- _Instruction_
Find every line in the records below that holds the word "similarities", and copy it out.

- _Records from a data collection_
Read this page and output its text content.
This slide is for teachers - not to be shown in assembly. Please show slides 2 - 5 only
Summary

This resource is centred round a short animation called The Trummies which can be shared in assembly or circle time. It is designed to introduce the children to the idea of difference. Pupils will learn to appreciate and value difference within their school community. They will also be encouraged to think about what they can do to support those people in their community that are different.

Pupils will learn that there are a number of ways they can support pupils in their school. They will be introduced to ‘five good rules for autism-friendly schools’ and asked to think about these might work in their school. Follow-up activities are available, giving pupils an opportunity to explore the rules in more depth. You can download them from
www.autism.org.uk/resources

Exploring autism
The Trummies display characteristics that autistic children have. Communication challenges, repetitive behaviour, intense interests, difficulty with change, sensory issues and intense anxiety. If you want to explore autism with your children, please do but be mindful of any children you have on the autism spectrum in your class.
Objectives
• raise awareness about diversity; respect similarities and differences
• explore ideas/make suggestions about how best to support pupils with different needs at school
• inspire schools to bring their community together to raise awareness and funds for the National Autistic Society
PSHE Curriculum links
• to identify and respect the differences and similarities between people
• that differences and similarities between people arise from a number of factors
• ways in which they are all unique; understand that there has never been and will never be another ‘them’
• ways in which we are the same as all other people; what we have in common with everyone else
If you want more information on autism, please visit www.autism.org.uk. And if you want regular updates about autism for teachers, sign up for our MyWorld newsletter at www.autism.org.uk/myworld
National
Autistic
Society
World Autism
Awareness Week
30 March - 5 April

- _Solution for this task_
• raise awareness about diversity; respect similarities and differences
• to identify and respect the differences and similarities between people
• that differences and similarities between people arise from a number of factors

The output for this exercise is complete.